GIVEN EXERCISE:
Give the number of lines in the records below that include "Pure", and nothing more.

Dataset items:
*-*-*

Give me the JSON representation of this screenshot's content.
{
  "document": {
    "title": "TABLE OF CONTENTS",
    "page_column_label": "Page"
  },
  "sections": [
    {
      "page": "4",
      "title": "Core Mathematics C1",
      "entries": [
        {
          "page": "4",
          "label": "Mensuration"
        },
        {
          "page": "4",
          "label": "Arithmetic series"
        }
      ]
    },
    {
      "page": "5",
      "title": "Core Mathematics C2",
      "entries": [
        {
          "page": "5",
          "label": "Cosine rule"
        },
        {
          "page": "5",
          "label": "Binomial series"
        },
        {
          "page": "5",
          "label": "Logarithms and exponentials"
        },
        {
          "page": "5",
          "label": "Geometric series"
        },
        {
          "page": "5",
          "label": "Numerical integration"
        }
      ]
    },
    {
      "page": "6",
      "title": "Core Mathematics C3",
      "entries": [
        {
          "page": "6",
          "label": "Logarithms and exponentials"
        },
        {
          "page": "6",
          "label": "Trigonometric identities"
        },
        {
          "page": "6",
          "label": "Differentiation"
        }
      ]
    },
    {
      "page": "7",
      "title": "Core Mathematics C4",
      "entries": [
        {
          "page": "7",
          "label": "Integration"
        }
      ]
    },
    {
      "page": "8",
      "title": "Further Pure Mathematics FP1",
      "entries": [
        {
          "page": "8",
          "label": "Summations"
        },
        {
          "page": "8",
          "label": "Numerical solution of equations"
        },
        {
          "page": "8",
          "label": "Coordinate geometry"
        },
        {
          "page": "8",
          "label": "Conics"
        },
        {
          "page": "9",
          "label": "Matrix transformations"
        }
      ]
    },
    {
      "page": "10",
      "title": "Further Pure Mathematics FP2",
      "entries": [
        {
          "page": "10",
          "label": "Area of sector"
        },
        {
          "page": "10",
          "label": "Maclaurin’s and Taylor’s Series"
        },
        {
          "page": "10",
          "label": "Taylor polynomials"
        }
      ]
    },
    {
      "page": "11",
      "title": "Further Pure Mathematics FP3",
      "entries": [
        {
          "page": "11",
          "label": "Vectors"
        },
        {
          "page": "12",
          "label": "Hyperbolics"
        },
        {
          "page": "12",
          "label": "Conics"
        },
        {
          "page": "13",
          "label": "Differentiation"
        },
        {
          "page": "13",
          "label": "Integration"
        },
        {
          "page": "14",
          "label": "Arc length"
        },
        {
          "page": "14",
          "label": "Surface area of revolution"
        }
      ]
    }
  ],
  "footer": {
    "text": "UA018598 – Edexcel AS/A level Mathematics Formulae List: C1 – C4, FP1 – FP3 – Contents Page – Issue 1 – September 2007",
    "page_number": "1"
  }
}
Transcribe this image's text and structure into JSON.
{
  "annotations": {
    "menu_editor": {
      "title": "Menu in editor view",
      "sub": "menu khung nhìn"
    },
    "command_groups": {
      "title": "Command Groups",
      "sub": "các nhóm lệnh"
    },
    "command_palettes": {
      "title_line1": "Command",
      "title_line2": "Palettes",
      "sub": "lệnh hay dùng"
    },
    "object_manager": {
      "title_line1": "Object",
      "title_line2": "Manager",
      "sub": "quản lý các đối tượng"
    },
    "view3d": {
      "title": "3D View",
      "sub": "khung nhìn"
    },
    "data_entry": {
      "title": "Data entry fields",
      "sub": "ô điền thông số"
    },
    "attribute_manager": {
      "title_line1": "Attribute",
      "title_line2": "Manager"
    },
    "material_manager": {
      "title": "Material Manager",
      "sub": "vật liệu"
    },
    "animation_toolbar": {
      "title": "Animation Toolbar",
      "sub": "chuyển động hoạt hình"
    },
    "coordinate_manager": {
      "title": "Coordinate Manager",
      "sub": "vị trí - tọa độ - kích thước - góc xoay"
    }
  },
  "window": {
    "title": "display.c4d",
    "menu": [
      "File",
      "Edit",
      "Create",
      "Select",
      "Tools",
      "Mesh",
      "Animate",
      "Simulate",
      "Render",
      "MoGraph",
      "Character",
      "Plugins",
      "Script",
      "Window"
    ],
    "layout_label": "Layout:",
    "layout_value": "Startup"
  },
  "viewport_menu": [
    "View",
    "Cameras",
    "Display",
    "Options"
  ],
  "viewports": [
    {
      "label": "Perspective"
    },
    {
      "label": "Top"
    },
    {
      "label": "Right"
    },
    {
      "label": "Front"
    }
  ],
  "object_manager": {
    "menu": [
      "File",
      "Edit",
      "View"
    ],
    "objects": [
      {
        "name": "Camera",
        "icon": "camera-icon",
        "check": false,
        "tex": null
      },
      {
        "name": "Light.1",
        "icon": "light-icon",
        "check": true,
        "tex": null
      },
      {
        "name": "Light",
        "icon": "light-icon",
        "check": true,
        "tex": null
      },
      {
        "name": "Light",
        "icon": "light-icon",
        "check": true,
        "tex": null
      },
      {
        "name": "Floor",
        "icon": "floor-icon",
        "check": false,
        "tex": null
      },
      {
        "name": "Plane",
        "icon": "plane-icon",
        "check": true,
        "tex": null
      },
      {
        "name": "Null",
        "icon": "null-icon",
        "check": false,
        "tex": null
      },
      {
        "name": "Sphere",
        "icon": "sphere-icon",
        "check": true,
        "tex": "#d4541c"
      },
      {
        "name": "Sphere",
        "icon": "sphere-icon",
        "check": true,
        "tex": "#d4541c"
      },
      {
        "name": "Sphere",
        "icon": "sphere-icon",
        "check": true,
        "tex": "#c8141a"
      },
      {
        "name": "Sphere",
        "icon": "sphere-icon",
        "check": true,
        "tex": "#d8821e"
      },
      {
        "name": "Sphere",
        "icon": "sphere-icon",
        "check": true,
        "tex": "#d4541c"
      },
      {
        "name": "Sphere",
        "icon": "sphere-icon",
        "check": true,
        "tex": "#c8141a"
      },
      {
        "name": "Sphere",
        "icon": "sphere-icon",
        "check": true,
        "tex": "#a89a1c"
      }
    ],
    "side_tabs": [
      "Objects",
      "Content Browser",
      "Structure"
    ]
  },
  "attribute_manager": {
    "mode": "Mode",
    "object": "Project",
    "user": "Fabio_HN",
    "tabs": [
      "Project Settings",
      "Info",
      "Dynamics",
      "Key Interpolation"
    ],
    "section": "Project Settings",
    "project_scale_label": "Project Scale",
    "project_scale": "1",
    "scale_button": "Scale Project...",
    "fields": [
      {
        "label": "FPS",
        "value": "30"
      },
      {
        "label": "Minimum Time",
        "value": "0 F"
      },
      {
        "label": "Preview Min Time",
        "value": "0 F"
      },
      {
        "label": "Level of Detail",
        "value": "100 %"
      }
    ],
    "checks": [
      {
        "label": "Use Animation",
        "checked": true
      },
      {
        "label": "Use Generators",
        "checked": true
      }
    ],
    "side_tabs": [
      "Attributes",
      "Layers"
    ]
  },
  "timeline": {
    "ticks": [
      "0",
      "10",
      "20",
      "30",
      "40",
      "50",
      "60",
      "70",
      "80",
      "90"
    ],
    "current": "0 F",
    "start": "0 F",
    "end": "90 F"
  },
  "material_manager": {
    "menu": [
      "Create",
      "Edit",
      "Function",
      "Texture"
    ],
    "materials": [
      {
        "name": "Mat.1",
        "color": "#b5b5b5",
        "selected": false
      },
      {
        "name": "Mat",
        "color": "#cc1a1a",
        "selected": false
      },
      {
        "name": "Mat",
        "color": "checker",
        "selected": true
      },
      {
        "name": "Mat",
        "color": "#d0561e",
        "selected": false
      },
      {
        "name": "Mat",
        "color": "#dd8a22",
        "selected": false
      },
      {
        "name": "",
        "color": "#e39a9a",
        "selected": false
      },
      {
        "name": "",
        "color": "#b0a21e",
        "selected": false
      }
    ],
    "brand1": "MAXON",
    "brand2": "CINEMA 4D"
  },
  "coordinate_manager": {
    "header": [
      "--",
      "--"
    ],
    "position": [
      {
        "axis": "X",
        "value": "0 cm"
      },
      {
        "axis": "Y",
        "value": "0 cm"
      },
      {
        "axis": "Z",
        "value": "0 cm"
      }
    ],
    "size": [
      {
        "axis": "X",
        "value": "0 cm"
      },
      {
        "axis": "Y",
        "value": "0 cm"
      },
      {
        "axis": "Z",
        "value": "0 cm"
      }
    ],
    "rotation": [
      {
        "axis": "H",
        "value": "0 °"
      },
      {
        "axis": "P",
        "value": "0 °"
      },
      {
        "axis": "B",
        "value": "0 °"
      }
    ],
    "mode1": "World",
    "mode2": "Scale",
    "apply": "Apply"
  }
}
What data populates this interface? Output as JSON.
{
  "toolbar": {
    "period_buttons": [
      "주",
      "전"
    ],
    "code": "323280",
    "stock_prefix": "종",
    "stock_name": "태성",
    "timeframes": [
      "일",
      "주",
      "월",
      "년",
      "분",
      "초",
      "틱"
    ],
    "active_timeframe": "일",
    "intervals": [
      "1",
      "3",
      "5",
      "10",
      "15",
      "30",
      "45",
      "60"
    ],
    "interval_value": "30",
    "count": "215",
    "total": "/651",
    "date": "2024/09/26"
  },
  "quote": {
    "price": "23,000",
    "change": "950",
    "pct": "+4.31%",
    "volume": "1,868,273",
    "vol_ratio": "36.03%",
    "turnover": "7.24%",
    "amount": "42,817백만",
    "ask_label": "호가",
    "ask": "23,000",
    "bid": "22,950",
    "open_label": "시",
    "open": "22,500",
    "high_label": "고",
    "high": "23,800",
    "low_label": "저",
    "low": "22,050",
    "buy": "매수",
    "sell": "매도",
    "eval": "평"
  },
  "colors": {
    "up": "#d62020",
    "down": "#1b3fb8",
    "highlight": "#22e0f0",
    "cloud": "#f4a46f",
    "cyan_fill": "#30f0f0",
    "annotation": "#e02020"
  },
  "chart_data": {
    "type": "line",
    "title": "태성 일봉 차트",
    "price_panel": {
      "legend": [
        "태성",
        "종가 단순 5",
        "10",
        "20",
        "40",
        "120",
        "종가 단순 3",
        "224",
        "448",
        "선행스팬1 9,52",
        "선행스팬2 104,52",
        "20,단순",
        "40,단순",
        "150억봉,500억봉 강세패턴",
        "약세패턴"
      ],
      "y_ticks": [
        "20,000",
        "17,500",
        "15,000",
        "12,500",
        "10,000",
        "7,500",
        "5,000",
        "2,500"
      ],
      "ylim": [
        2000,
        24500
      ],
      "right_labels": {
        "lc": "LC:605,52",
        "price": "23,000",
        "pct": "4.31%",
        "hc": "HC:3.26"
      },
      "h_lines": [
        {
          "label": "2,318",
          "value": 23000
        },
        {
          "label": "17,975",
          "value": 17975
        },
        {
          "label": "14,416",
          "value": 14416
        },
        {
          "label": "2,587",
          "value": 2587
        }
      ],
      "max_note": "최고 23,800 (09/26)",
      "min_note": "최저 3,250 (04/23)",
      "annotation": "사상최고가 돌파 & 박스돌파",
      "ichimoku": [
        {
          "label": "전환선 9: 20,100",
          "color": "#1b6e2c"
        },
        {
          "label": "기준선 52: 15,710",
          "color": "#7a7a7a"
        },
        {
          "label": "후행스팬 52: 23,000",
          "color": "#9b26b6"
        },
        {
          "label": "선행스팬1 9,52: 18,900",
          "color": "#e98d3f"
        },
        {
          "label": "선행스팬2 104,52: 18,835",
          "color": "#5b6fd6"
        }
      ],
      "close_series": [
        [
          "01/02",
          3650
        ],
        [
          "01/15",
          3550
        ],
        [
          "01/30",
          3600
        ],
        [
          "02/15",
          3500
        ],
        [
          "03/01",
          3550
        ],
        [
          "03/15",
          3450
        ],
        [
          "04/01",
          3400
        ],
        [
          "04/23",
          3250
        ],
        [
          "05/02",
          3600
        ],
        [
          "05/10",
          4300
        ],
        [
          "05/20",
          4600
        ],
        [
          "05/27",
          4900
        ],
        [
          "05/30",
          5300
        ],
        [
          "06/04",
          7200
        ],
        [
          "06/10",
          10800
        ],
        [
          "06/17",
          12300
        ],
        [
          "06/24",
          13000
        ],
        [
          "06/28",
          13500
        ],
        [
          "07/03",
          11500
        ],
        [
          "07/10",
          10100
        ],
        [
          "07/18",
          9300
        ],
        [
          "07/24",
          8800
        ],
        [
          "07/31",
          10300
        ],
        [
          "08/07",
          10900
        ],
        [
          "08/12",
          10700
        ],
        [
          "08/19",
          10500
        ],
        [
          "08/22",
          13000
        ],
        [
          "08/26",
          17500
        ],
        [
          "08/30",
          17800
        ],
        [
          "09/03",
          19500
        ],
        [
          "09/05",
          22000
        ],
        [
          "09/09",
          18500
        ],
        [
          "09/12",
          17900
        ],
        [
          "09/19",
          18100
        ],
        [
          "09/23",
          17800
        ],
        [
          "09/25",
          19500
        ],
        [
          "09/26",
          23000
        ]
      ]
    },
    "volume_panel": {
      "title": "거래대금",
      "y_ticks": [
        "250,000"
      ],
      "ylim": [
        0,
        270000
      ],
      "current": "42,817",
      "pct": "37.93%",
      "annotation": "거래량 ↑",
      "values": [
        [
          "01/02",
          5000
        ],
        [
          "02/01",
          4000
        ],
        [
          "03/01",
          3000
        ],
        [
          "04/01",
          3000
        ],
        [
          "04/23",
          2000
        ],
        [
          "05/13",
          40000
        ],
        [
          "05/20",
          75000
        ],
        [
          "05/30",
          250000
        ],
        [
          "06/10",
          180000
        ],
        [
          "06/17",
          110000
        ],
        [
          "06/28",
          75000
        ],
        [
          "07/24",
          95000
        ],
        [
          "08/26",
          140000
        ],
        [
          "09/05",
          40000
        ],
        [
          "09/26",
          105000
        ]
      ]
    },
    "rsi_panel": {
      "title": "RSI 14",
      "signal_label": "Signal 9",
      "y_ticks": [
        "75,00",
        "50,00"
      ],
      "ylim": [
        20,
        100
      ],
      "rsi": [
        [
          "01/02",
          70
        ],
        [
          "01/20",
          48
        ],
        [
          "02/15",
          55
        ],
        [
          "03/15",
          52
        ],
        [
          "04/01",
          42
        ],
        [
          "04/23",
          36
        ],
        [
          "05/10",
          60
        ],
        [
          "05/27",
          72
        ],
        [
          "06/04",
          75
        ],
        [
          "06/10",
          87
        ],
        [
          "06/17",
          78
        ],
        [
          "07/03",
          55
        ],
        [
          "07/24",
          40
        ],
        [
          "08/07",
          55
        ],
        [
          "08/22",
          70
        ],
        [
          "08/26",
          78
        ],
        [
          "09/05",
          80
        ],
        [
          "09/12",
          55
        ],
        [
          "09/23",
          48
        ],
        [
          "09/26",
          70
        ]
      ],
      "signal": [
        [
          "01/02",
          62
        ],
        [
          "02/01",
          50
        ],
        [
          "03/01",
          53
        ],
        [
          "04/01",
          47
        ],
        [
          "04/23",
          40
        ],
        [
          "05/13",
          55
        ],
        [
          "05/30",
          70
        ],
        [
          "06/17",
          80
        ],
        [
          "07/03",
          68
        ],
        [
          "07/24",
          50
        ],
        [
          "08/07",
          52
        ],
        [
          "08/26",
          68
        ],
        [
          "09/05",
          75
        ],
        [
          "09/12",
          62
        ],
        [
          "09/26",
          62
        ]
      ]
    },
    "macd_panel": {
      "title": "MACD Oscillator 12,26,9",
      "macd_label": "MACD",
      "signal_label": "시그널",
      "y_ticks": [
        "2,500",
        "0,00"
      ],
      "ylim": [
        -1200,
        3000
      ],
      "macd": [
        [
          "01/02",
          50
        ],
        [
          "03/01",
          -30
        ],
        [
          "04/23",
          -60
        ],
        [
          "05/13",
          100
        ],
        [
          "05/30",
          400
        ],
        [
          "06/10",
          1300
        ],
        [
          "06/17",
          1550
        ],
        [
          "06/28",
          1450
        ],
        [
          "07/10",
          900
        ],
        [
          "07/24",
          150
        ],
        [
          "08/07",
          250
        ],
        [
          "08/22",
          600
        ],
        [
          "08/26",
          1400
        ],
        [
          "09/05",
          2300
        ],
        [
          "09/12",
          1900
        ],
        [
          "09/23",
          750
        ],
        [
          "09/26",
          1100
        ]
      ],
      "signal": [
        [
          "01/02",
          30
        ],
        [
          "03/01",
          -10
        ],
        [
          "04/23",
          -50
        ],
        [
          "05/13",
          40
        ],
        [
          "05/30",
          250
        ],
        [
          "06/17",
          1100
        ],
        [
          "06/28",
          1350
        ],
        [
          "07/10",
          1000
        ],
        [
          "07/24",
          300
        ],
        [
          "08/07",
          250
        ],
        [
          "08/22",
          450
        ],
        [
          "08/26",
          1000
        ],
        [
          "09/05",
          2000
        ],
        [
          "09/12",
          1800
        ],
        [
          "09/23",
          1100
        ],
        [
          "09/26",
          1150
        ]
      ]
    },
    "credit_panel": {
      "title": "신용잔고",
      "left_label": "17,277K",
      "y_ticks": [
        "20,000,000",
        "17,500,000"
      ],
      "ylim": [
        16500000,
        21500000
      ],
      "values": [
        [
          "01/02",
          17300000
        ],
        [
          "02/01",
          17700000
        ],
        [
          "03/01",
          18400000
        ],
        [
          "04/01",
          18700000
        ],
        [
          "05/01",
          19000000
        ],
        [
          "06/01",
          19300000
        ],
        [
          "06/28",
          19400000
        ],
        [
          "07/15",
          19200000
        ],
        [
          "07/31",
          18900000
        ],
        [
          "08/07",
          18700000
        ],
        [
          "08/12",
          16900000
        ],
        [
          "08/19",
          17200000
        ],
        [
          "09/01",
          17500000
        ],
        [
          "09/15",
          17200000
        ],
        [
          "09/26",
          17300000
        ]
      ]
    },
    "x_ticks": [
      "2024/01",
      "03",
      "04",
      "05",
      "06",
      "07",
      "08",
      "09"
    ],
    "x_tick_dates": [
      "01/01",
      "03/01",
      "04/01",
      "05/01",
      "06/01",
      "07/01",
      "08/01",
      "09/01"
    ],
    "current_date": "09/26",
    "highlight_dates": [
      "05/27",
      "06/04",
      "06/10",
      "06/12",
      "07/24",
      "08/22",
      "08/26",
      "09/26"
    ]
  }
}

*-*-*

FINAL RESULT:
3